— begin —
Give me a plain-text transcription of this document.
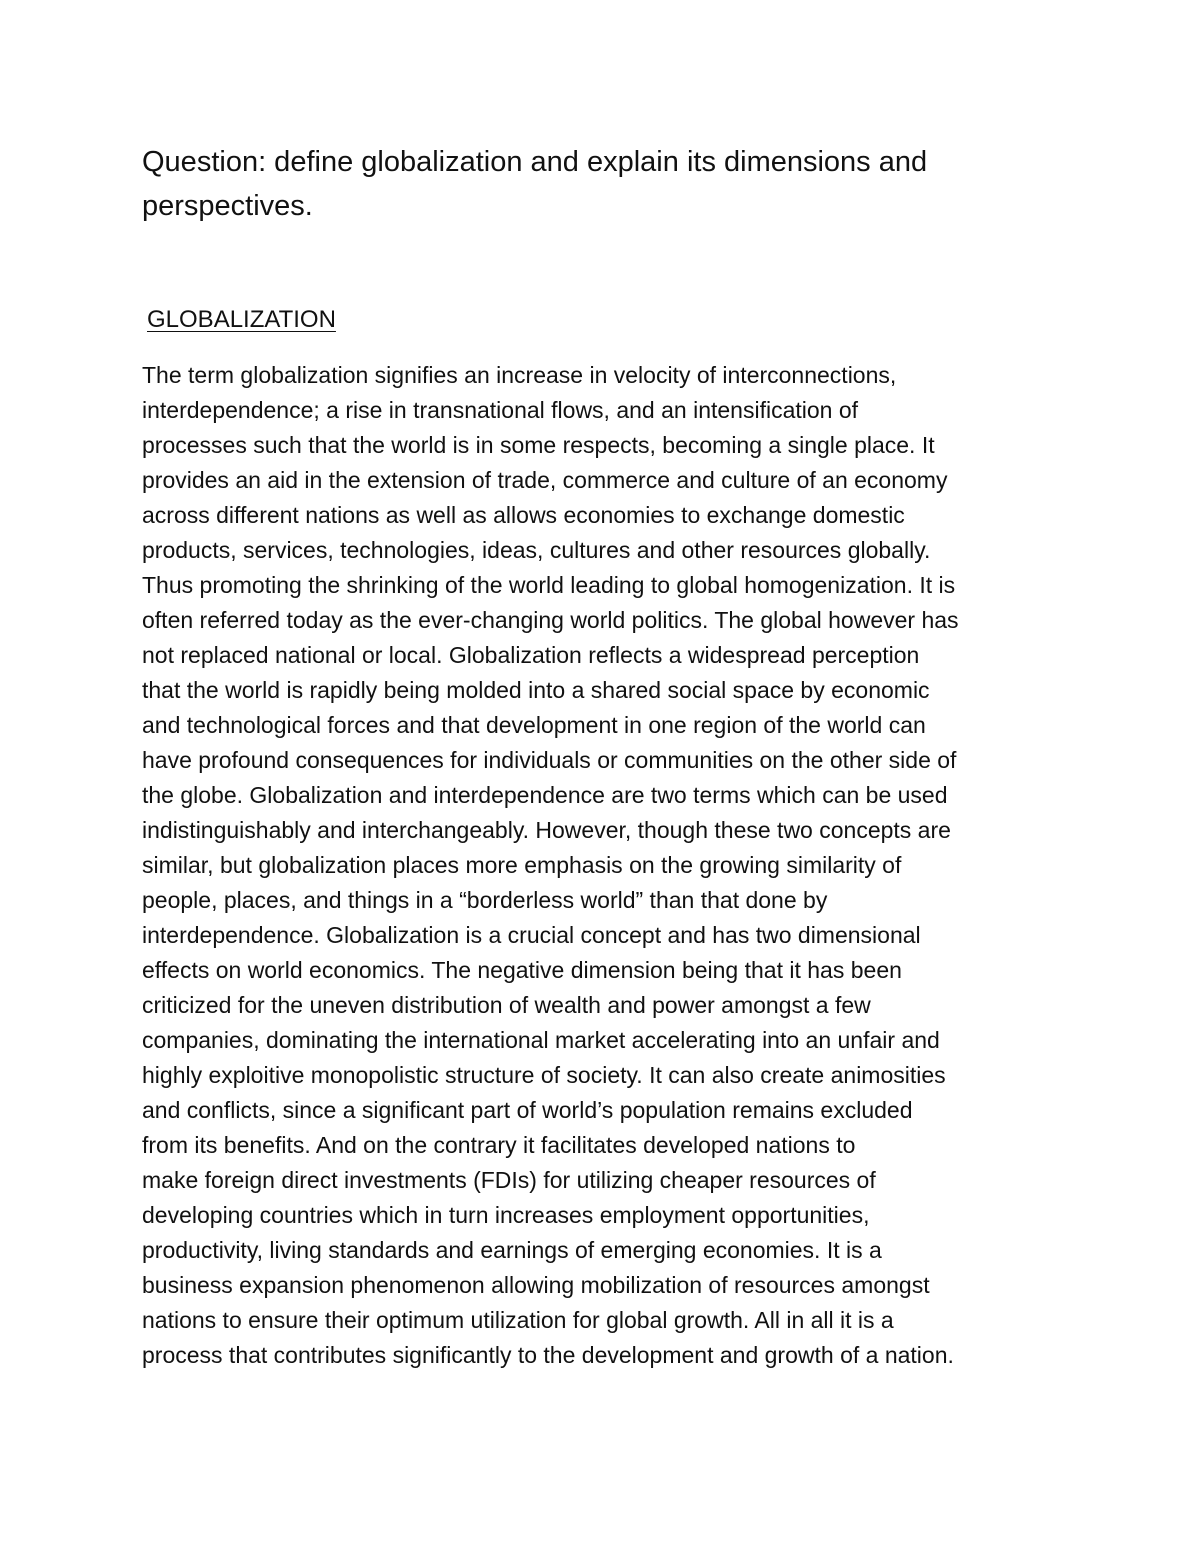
Question: define globalization and explain its dimensions and perspectives.

GLOBALIZATION
The term globalization signifies an increase in velocity of interconnections,
interdependence; a rise in transnational flows, and an intensification of
processes such that the world is in some respects, becoming a single place. It
provides an aid in the extension of trade, commerce and culture of an economy
across different nations as well as allows economies to exchange domestic
products, services, technologies, ideas, cultures and other resources globally.
Thus promoting the shrinking of the world leading to global homogenization. It is
often referred today as the ever-changing world politics. The global however has
not replaced national or local. Globalization reflects a widespread perception
that the world is rapidly being molded into a shared social space by economic
and technological forces and that development in one region of the world can
have profound consequences for individuals or communities on the other side of
the globe. Globalization and interdependence are two terms which can be used
indistinguishably and interchangeably. However, though these two concepts are
similar, but globalization places more emphasis on the growing similarity of
people, places, and things in a “borderless world” than that done by
interdependence. Globalization is a crucial concept and has two dimensional
effects on world economics. The negative dimension being that it has been
criticized for the uneven distribution of wealth and power amongst a few
companies, dominating the international market accelerating into an unfair and
highly exploitive monopolistic structure of society. It can also create animosities
and conflicts, since a significant part of world’s population remains excluded
from its benefits. And on the contrary it facilitates developed nations to
make foreign direct investments (FDIs) for utilizing cheaper resources of
developing countries which in turn increases employment opportunities,
productivity, living standards and earnings of emerging economies. It is a
business expansion phenomenon allowing mobilization of resources amongst
nations to ensure their optimum utilization for global growth. All in all it is a
process that contributes significantly to the development and growth of a nation.
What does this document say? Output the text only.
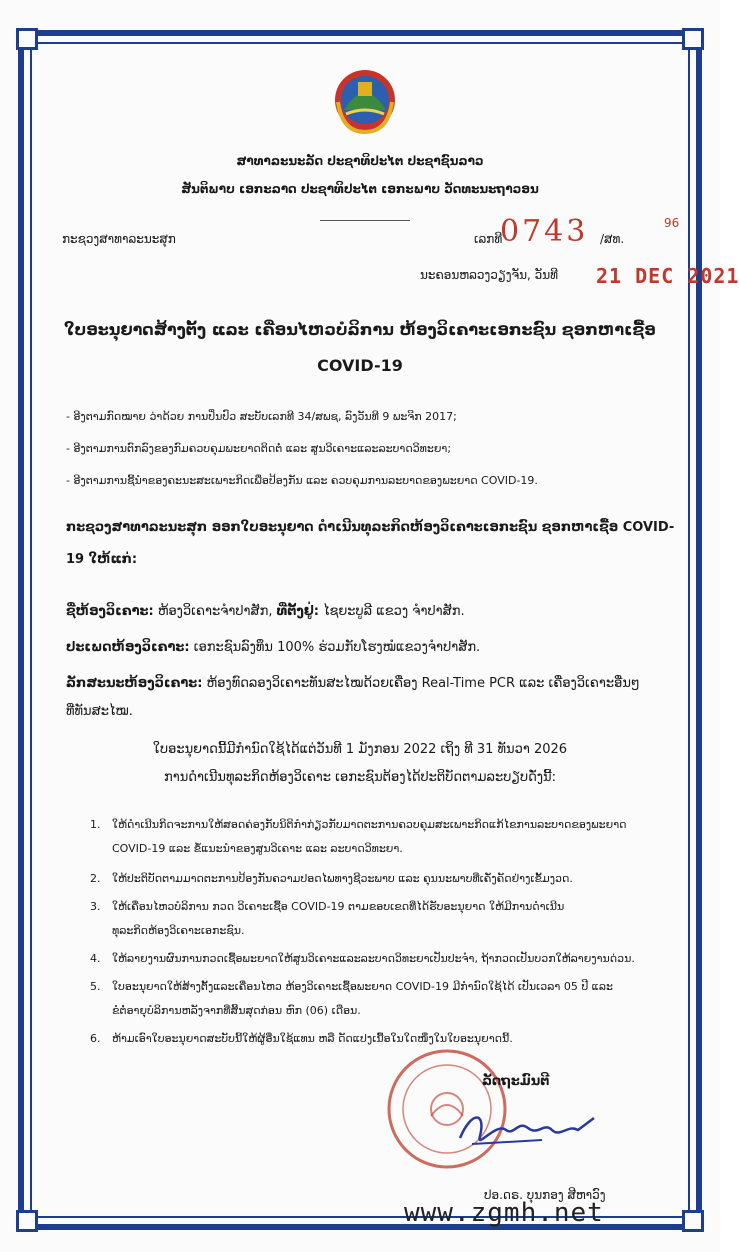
ສາທາລະນະລັດ ປະຊາທິປະໄຕ ປະຊາຊົນລາວ
ສັນຕິພາບ ເອກະລາດ ປະຊາທິປະໄຕ ເອກະພາບ ວັດທະນະຖາວອນ
ກະຊວງສາທາລະນະສຸກ	ເລກທີ
0743 /ສທ.
96
ນະຄອນຫລວງວຽງຈັນ, ວັນທີ 21 DEC 2021
ໃບອະນຸຍາດສ້າງຕັ້ງ ແລະ ເຄື່ອນໄຫວບໍລິການ ຫ້ອງວິເຄາະເອກະຊົນ ຊອກຫາເຊື້ອ
COVID-19
- ອີງຕາມກົດໝາຍ ວ່າດ້ວຍ ການປິ່ນປົວ ສະບັບເລກທີ 34/ສພຊ, ລົງວັນທີ 9 ພະຈິກ 2017;
- ອີງຕາມການຕົກລົງຂອງກົມຄວບຄຸມພະຍາດຕິດຕໍ່ ແລະ ສູນວິເຄາະແລະລະບາດວິທະຍາ;
- ອີງຕາມການຊີ້ນໍາຂອງຄະນະສະເພາະກິດເພື່ອປ້ອງກັນ ແລະ ຄວບຄຸມການລະບາດຂອງພະຍາດ COVID-19.
ກະຊວງສາທາລະນະສຸກ ອອກໃບອະນຸຍາດ ດໍາເນີນທຸລະກິດຫ້ອງວິເຄາະເອກະຊົນ ຊອກຫາເຊື້ອ COVID-
19 ໃຫ້ແກ່:
ຊື່ຫ້ອງວິເຄາະ: ຫ້ອງວິເຄາະຈໍາປາສັກ, ທີ່ຕັ້ງຢູ່: ໄຊຍະບູລີ ແຂວງ ຈໍາປາສັກ.
ປະເພດຫ້ອງວິເຄາະ: ເອກະຊົນລົງທຶນ 100% ຮ່ວມກັບໂຮງໝໍແຂວງຈໍາປາສັກ.
ລັກສະນະຫ້ອງວິເຄາະ: ຫ້ອງທົດລອງວິເຄາະທັນສະໄໝດ້ວຍເຄື່ອງ Real-Time PCR ແລະ ເຄື່ອງວິເຄາະອື່ນໆ
ທີ່ທັນສະໄໝ.
ໃບອະນຸຍາດນີ້ມີກໍານົດໃຊ້ໄດ້ແຕ່ວັນທີ 1 ມັງກອນ 2022 ເຖິງ ທີ 31 ທັນວາ 2026
ການດໍາເນີນທຸລະກິດຫ້ອງວິເຄາະ ເອກະຊົນຕ້ອງໄດ້ປະຕິບັດຕາມລະບຽບດັ່ງນີ້:
1. ໃຫ້ດໍາເນີນກິດຈະການໃຫ້ສອດຄ່ອງກັບນິຕິກໍາກ່ຽວກັບມາດຕະການຄວບຄຸມສະເພາະກິດແກ້ໄຂການລະບາດຂອງພະຍາດ
COVID-19 ແລະ ຂໍ້ແນະນໍາຂອງສູນວິເຄາະ ແລະ ລະບາດວິທະຍາ.
2. ໃຫ້ປະຕິບັດຕາມມາດຕະການປ້ອງກັນຄວາມປອດໄພທາງຊີວະພາບ ແລະ ຄຸນນະພາບທີ່ເຄັ່ງຄັດຢ່າງເຂັ້ມງວດ.
3. ໃຫ້ເຄື່ອນໄຫວບໍລິການ ກວດ ວິເຄາະເຊື້ອ COVID-19 ຕາມຂອບເຂດທີ່ໄດ້ຮັບອະນຸຍາດ ໃຫ້ມີການດໍາເນີນ
ທຸລະກິດຫ້ອງວິເຄາະເອກະຊົນ.
4. ໃຫ້ລາຍງານຜົນການກວດເຊື້ອພະຍາດໃຫ້ສູນວິເຄາະແລະລະບາດວິທະຍາເປັນປະຈໍາ, ຖ້າກວດເປັນບວກໃຫ້ລາຍງານດ່ວນ.
5. ໃບອະນຸຍາດໃຫ້ສ້າງຕັ້ງແລະເຄື່ອນໄຫວ ຫ້ອງວິເຄາະເຊື້ອພະຍາດ COVID-19 ມີກໍານົດໃຊ້ໄດ້ ເປັນເວລາ 05 ປີ ແລະ
ຂໍຕໍ່ອາຍຸບໍລິການຫລັງຈາກທີ່ສິ້ນສຸດກ່ອນ ຫົກ (06) ເດືອນ.
6. ຫ້າມເອົາໃບອະນຸຍາດສະບັບນີ້ໃຫ້ຜູ້ອື່ນໃຊ້ແທນ ຫລື ດັດແປງເນື້ອໃນໃດໜຶ່ງໃນໃບອະນຸຍາດນີ້.
ລັດຖະມົນຕີ
ປອ.ດຣ. ບຸນກອງ ສີຫາວົງ
www.zgmh.net
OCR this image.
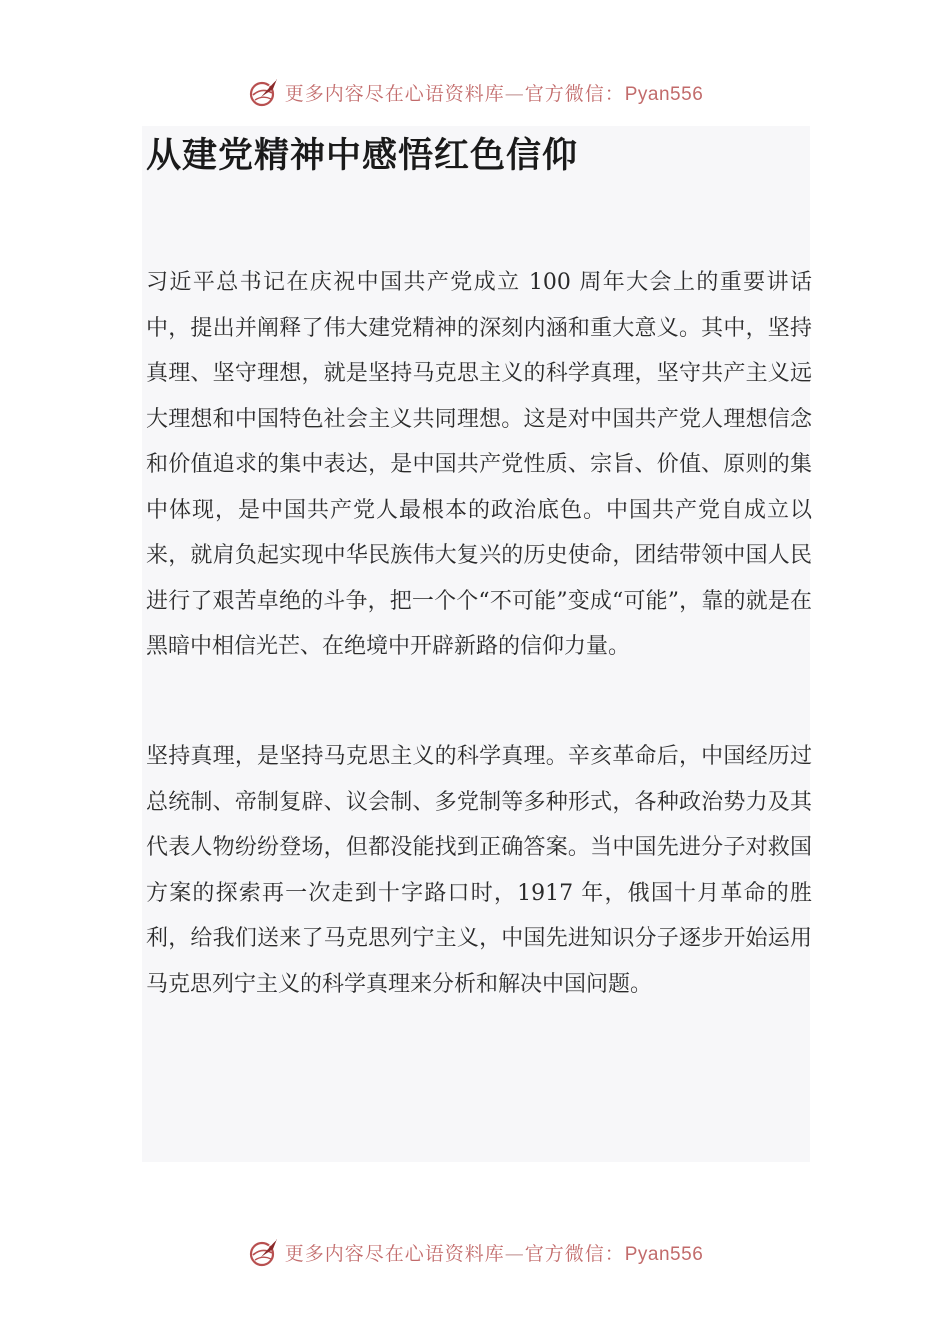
更多内容尽在心语资料库—官方微信：Pyan556
从建党精神中感悟红色信仰

习近平总书记在庆祝中国共产党成立 100 周年大会上的重要讲话中，提出并阐释了伟大建党精神的深刻内涵和重大意义。其中，坚持真理、坚守理想，就是坚持马克思主义的科学真理，坚守共产主义远大理想和中国特色社会主义共同理想。这是对中国共产党人理想信念和价值追求的集中表达，是中国共产党性质、宗旨、价值、原则的集中体现，是中国共产党人最根本的政治底色。中国共产党自成立以来，就肩负起实现中华民族伟大复兴的历史使命，团结带领中国人民进行了艰苦卓绝的斗争，把一个个“不可能”变成“可能”，靠的就是在黑暗中相信光芒、在绝境中开辟新路的信仰力量。

坚持真理，是坚持马克思主义的科学真理。辛亥革命后，中国经历过总统制、帝制复辟、议会制、多党制等多种形式，各种政治势力及其代表人物纷纷登场，但都没能找到正确答案。当中国先进分子对救国方案的探索再一次走到十字路口时，1917 年，俄国十月革命的胜利，给我们送来了马克思列宁主义，中国先进知识分子逐步开始运用马克思列宁主义的科学真理来分析和解决中国问题。

更多内容尽在心语资料库—官方微信：Pyan556
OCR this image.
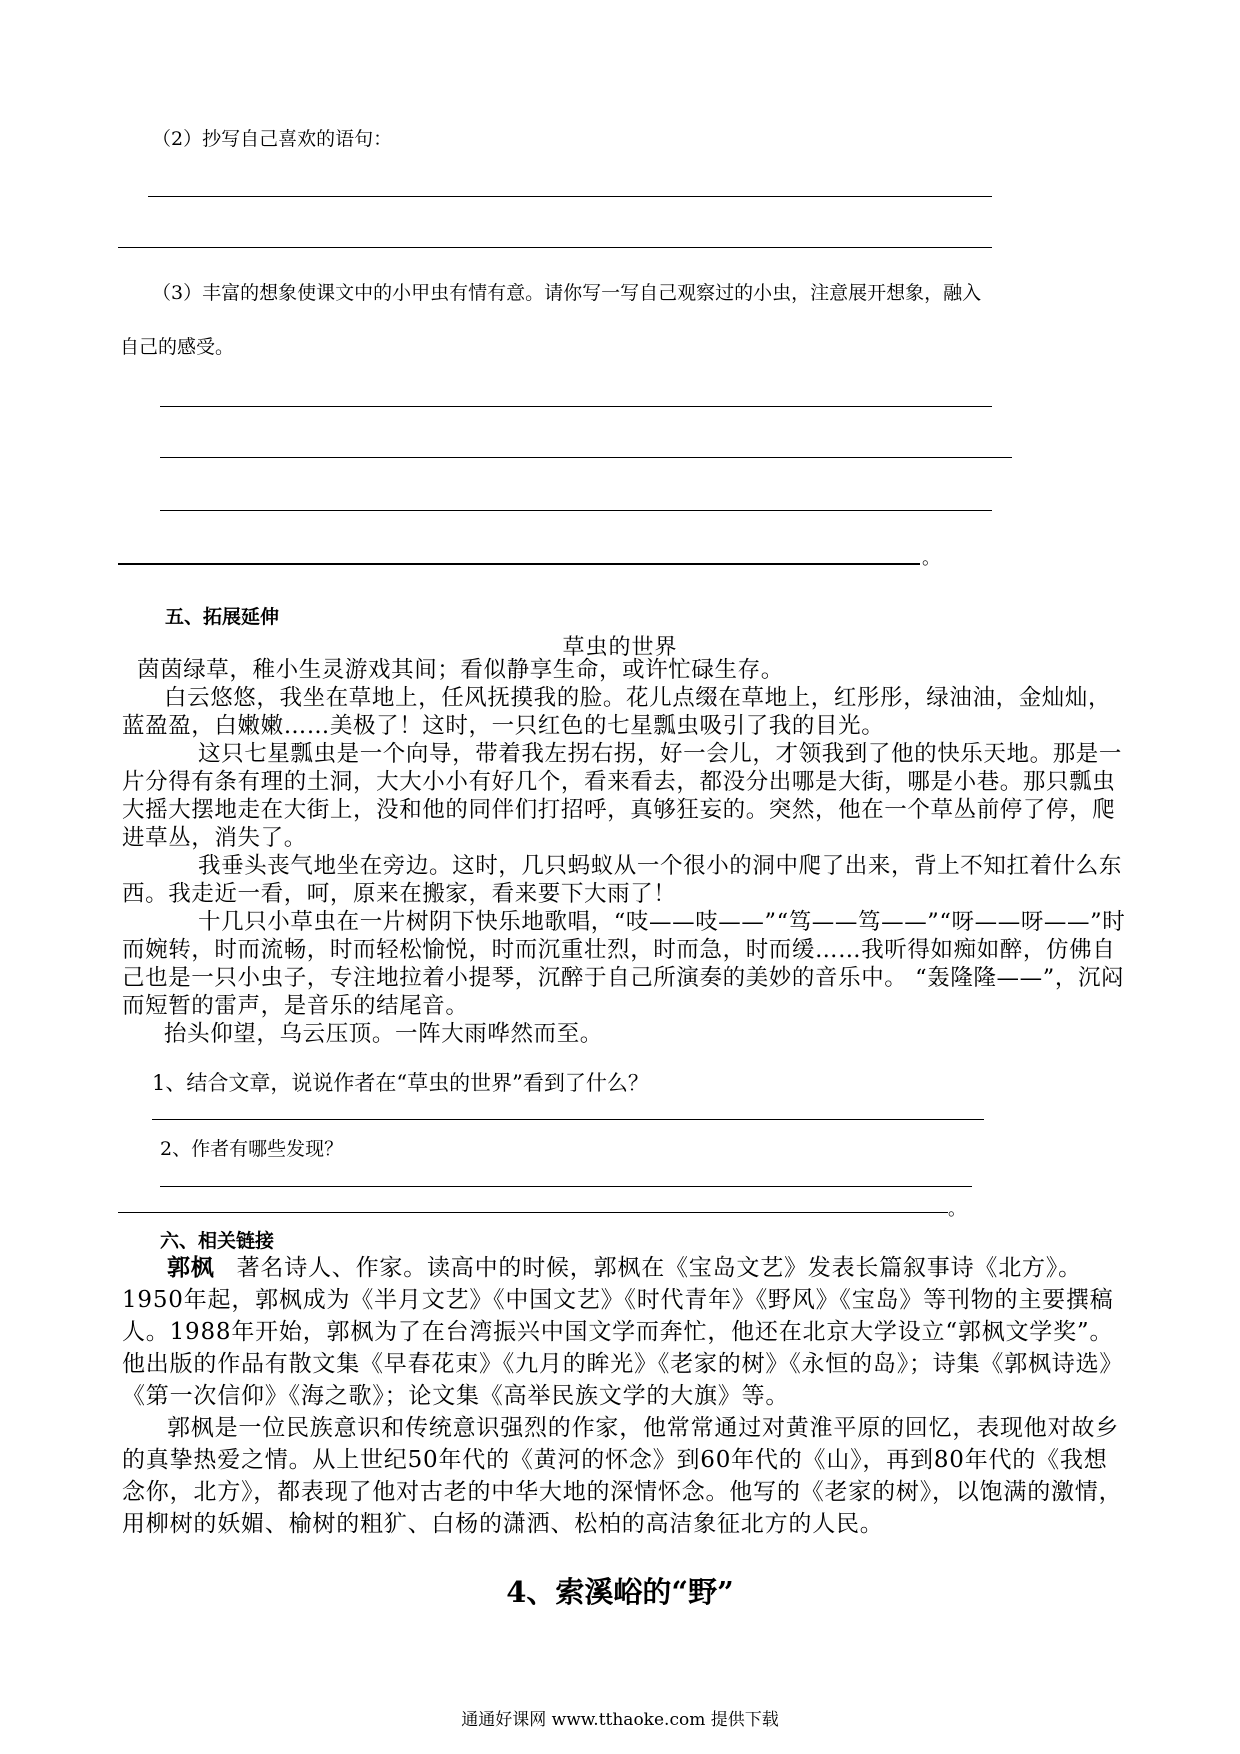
（2）抄写自己喜欢的语句：
（3）丰富的想象使课文中的小甲虫有情有意。请你写一写自己观察过的小虫，注意展开想象，融入
自己的感受。
。
五、拓展延伸
草虫的世界

茵茵绿草，稚小生灵游戏其间；看似静享生命，或许忙碌生存。

白云悠悠，我坐在草地上，任风抚摸我的脸。花儿点缀在草地上，红彤彤，绿油油，金灿灿，蓝盈盈，白嫩嫩……美极了！这时，一只红色的七星瓢虫吸引了我的目光。

这只七星瓢虫是一个向导，带着我左拐右拐，好一会儿，才领我到了他的快乐天地。那是一片分得有条有理的土洞，大大小小有好几个，看来看去，都没分出哪是大街，哪是小巷。那只瓢虫大摇大摆地走在大街上，没和他的同伴们打招呼，真够狂妄的。突然，他在一个草丛前停了停，爬进草丛，消失了。

我垂头丧气地坐在旁边。这时，几只蚂蚁从一个很小的洞中爬了出来，背上不知扛着什么东西。我走近一看，呵，原来在搬家，看来要下大雨了！

十几只小草虫在一片树阴下快乐地歌唱，“吱——吱——”“笃——笃——”“呀——呀——”时而婉转，时而流畅，时而轻松愉悦，时而沉重壮烈，时而急，时而缓……我听得如痴如醉，仿佛自己也是一只小虫子，专注地拉着小提琴，沉醉于自己所演奏的美妙的音乐中。 “轰隆隆——”，沉闷而短暂的雷声，是音乐的结尾音。

抬头仰望，乌云压顶。一阵大雨哗然而至。

1、结合文章，说说作者在“草虫的世界”看到了什么？
2、作者有哪些发现？
。
六、相关链接

郭枫 著名诗人、作家。读高中的时候，郭枫在《宝岛文艺》发表长篇叙事诗《北方》。1950年起，郭枫成为《半月文艺》《中国文艺》《时代青年》《野风》《宝岛》等刊物的主要撰稿人。1988年开始，郭枫为了在台湾振兴中国文学而奔忙，他还在北京大学设立“郭枫文学奖”。他出版的作品有散文集《早春花束》《九月的眸光》《老家的树》《永恒的岛》；诗集《郭枫诗选》《第一次信仰》《海之歌》；论文集《高举民族文学的大旗》等。

郭枫是一位民族意识和传统意识强烈的作家，他常常通过对黄淮平原的回忆，表现他对故乡的真挚热爱之情。从上世纪50年代的《黄河的怀念》到60年代的《山》，再到80年代的《我想念你，北方》，都表现了他对古老的中华大地的深情怀念。他写的《老家的树》，以饱满的激情，用柳树的妖媚、榆树的粗犷、白杨的潇洒、松柏的高洁象征北方的人民。

4、索溪峪的“野”
通通好课网 www.tthaoke.com 提供下载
— end —
Search the data for the string "ກະຊວງສາທາລະນະສ". List each line that has it.

» **Solution for this exercise**
ກະຊວງສາທາລະນະສຸກ	ເລກທີ
ກະຊວງສາທາລະນະສຸກ ອອກໃບອະນຸຍາດ ດໍາເນີນທຸລະກິດຫ້ອງວິເຄາະເອກະຊົນ ຊອກຫາເຊື້ອ COVID-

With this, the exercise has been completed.